▸ **STATED PROBLEM 1**
In the Caddy case study, what throughput did the first proxy layer on port 8082 reach with 5 threads?
▸ **STATED PROBLEM 2**
Echo the Caddy case study from "From TCP Sockets" up to and including "it was resolved.", word for word.

▸ **TEXT SECTION**
>> Begin

From TCP Sockets to Unix Sockets: A Caddy Performance Case Study
A recent GitHub issue #6751 in the Caddy server repository revealed a counterintuitive performance bottleneck: despite maintaining low CPU usage (1-5%), a multi-layer reverse proxy setup experienced severe throughput degradation. This investigation uncovered a critical lesson—low CPU usage doesn't guarantee performance. The culprit? Network stack overhead hiding beneath the surface. Here's what was discovered and how it was resolved.
The Problem
A user reported significant performance degradation when implementing multiple layers of reverse proxies in Caddy v2.8.4. The setup consisted of a chain of reverse proxies:
- Port 8081: Serving static files
- Port 8082: Proxying to 8081
- Port 8083: Proxying to 8082
- Port 8084: Proxying to 8083
When testing with a 1000MB file download, the performance metrics showed a clear pattern of degradation:
Multi-Threading Performance Impact
- Direct file server (8081): ~300 Mbps with 5 threads
- First proxy layer (8082): ~60 Mbps with 5 threads
- Second proxy layer (8083): ~16 Mbps with 5 threads
- Third proxy layer (8084): ~16 Mbps with 5 threads
What made this particularly interesting was that the server's CPU usage remained surprisingly low (1-5%), suggesting that the bottleneck wasn't in processing power.

>> End

▸ **MATERIAL**
>> Begin

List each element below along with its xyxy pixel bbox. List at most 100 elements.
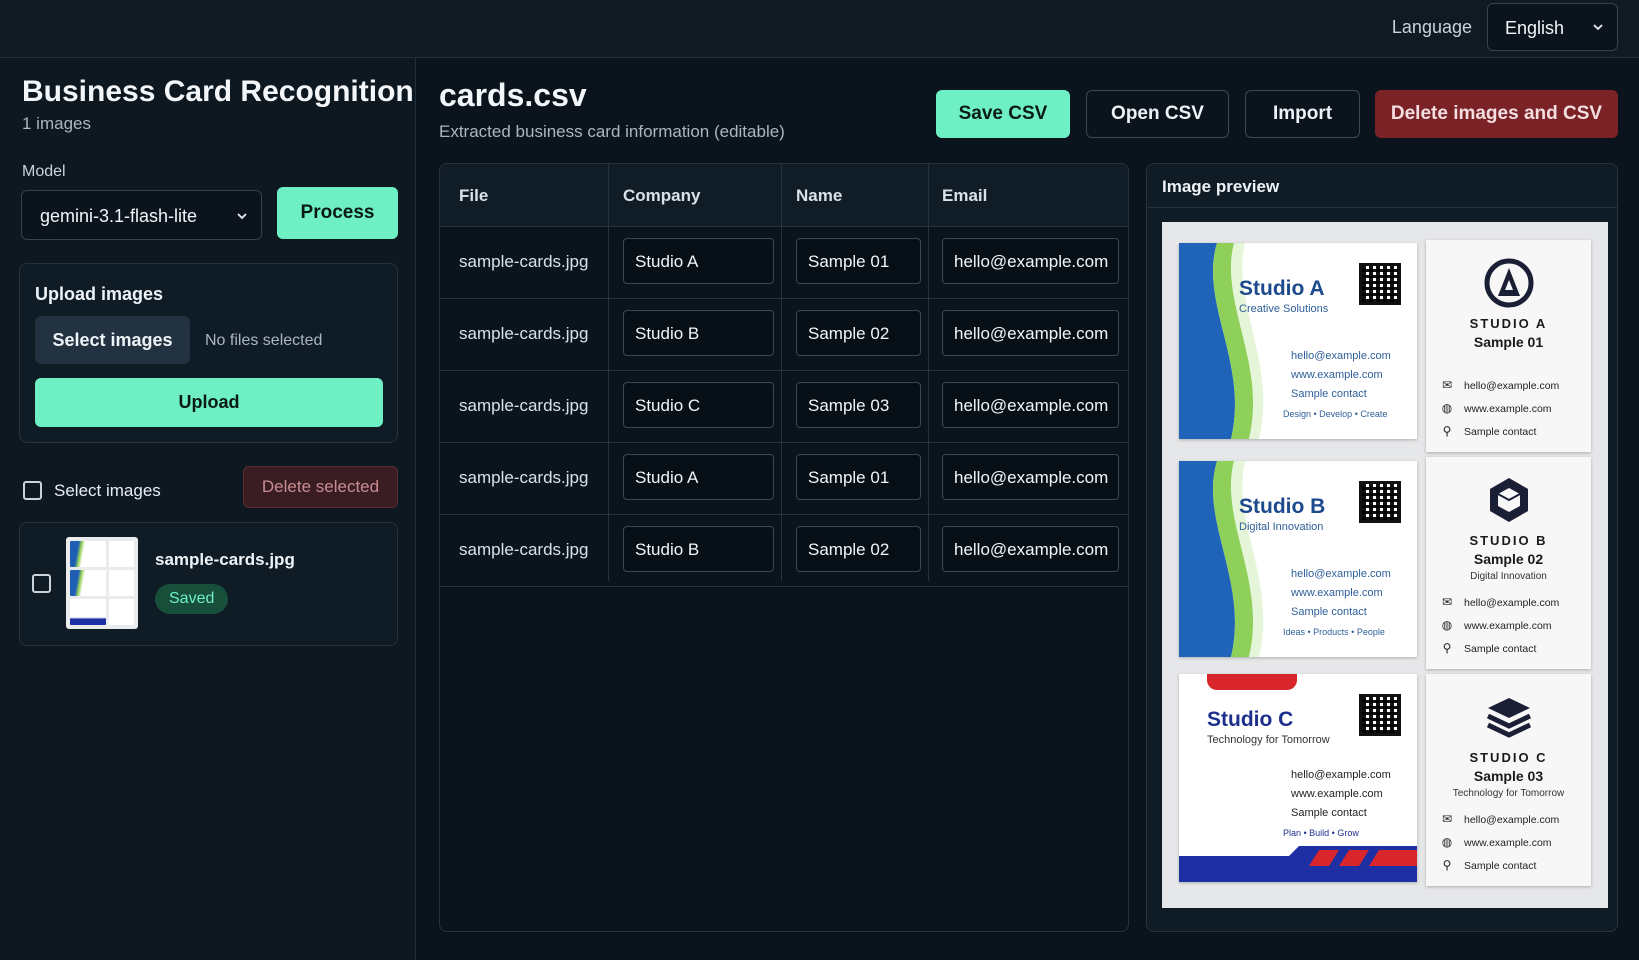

>> End

▸ **WRITTEN ANSWER 1**
About 60 Mbps.

▸ **WRITTEN ANSWER 2**
From TCP Sockets to Unix Sockets: A Caddy Performance Case Study
A recent GitHub issue #6751 in the Caddy server repository revealed a counterintuitive performance bottleneck: despite maintaining low CPU usage (1-5%), a multi-layer reverse proxy setup experienced severe throughput degradation. This investigation uncovered a critical lesson—low CPU usage doesn't guarantee performance. The culprit? Network stack overhead hiding beneath the surface. Here's what was discovered and how it was resolved.